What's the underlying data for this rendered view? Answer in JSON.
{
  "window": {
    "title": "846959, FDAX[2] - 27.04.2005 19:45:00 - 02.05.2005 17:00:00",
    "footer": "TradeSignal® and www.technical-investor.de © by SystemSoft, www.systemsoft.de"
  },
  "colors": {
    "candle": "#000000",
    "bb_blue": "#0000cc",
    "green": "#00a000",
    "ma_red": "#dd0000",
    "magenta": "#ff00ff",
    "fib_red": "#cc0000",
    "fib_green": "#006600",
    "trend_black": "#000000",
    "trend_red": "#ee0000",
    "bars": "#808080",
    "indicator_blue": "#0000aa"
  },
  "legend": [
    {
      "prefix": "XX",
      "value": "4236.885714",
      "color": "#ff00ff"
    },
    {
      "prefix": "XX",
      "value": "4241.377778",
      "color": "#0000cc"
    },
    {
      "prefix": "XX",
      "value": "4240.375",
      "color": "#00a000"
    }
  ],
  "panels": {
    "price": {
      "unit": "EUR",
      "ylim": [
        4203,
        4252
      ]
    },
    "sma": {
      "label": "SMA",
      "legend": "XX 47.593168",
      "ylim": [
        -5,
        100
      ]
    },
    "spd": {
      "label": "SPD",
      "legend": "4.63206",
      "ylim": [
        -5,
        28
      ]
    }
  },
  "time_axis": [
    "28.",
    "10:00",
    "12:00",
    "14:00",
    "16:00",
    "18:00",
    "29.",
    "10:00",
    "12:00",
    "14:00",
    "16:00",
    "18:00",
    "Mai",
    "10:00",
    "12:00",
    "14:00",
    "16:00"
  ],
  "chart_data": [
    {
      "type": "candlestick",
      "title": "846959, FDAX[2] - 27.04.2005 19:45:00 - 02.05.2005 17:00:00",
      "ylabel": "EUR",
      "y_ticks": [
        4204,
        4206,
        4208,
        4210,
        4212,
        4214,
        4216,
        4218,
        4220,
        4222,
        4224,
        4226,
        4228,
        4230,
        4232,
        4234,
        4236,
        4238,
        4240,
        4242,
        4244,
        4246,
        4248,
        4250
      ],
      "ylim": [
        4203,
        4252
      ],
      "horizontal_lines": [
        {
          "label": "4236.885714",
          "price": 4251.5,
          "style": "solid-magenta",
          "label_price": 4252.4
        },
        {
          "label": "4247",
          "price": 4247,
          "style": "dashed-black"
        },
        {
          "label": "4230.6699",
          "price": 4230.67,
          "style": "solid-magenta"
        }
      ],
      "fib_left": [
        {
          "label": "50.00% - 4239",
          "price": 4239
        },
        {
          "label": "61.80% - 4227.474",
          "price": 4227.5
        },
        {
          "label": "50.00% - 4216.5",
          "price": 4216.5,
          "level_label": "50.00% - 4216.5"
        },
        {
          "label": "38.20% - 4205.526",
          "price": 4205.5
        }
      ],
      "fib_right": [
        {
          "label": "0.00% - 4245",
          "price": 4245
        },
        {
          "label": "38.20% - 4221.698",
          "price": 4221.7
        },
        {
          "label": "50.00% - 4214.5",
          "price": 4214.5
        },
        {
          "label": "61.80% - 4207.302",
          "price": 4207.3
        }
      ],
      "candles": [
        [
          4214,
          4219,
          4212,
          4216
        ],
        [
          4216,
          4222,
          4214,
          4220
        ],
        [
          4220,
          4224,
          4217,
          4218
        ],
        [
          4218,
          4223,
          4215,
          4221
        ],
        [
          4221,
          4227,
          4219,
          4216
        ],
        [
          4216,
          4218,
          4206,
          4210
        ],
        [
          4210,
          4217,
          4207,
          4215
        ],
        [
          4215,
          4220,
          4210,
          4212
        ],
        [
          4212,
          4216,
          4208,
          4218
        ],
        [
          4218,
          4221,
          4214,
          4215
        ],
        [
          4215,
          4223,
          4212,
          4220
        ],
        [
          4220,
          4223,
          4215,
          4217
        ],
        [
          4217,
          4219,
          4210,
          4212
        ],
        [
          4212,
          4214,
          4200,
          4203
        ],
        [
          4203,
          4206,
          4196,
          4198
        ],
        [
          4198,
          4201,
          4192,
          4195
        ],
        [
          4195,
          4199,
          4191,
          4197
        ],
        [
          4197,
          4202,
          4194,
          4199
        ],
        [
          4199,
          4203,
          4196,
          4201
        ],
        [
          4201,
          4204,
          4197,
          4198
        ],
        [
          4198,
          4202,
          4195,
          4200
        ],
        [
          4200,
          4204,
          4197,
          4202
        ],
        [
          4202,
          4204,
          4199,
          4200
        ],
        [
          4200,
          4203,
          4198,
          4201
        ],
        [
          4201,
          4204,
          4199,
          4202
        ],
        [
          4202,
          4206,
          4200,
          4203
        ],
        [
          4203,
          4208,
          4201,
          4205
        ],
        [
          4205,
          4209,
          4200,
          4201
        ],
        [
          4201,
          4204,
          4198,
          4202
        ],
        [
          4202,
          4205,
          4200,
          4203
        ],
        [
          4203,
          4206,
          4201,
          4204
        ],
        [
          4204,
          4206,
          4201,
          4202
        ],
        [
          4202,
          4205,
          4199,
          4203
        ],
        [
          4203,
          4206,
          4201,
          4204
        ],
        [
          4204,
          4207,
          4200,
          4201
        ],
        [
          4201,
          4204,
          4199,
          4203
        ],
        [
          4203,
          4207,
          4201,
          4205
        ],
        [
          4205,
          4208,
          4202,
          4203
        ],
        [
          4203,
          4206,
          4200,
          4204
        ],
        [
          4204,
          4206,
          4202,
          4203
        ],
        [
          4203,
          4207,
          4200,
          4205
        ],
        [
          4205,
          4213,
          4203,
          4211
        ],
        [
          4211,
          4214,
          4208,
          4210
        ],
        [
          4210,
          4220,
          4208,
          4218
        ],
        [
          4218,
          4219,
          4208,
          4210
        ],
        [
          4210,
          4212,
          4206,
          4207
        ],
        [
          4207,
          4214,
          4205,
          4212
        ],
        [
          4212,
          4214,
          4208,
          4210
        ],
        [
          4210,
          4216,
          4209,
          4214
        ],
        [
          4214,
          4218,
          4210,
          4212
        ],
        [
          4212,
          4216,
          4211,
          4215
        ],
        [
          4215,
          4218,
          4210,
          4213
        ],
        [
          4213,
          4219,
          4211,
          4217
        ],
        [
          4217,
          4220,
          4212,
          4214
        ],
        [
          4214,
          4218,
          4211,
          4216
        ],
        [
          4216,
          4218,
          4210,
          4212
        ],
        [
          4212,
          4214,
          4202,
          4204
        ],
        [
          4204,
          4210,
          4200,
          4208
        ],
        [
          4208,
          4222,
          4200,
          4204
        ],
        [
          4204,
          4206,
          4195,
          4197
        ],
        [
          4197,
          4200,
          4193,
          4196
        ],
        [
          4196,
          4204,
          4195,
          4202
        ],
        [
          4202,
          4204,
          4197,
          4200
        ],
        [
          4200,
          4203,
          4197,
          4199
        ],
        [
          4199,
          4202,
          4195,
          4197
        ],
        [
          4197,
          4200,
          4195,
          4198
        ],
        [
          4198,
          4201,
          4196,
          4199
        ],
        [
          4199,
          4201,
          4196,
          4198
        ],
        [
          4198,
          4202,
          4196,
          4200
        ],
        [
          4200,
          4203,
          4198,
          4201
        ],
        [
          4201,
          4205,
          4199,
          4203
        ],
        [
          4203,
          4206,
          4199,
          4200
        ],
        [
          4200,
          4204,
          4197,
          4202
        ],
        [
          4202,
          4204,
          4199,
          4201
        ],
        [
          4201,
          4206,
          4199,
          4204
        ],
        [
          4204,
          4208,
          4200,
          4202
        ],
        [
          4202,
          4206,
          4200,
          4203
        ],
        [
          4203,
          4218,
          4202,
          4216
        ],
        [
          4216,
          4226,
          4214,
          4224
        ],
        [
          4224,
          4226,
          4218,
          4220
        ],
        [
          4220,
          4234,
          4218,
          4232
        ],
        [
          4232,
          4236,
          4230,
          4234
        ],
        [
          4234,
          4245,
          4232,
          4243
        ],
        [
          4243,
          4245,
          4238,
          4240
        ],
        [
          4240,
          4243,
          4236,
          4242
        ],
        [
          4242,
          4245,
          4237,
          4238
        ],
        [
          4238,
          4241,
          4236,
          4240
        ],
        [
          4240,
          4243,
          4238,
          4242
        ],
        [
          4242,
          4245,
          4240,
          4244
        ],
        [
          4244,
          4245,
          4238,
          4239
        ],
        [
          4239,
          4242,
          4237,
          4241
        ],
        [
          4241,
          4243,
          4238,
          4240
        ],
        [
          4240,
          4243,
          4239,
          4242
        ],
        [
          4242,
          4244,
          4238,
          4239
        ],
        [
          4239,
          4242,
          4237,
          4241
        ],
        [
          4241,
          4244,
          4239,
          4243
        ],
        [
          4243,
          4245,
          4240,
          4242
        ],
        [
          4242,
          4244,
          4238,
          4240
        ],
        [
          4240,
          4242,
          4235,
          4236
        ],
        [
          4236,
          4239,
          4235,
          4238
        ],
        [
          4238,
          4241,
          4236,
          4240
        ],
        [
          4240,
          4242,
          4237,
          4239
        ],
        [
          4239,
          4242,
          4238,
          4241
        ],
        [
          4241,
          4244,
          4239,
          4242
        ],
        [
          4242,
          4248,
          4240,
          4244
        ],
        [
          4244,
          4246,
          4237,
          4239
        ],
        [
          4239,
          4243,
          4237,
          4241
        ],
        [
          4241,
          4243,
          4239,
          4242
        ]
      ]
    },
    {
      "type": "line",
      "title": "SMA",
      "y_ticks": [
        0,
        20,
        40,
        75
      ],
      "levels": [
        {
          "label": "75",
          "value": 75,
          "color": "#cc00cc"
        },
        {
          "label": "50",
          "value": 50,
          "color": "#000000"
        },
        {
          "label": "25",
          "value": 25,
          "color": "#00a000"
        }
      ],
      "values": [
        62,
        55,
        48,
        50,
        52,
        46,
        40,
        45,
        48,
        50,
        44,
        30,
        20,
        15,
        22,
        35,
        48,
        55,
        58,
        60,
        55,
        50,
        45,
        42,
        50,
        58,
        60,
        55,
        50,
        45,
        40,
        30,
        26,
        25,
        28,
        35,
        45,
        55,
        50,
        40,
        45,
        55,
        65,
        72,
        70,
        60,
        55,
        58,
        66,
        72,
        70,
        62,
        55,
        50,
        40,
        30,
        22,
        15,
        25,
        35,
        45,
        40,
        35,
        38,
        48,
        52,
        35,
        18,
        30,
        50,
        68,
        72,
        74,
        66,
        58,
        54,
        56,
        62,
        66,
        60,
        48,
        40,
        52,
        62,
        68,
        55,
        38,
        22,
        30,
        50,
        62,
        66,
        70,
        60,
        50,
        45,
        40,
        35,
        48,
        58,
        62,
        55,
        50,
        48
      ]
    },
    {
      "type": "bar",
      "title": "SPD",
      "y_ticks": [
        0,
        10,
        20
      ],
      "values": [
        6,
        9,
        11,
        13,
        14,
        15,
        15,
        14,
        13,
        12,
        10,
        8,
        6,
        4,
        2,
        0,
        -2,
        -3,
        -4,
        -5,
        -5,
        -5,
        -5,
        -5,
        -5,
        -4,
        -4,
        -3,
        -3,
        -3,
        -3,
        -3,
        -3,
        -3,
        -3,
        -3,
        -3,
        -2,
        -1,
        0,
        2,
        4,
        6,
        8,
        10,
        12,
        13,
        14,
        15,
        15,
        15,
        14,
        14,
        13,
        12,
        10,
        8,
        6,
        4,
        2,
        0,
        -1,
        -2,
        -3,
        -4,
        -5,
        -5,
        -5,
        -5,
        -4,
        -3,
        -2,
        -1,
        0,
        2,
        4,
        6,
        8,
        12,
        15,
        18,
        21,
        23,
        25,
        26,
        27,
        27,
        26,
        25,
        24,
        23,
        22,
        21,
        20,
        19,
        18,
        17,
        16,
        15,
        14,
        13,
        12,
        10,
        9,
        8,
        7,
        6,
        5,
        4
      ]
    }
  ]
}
====================
**EXERCISE INSTRUCTIONS**
Pull out all lines in the data above that include "FDAX".

**CORRECT ANSWER**
    "title": "846959, FDAX[2] - 27.04.2005 19:45:00 - 02.05.2005 17:00:00",
      "title": "846959, FDAX[2] - 27.04.2005 19:45:00 - 02.05.2005 17:00:00",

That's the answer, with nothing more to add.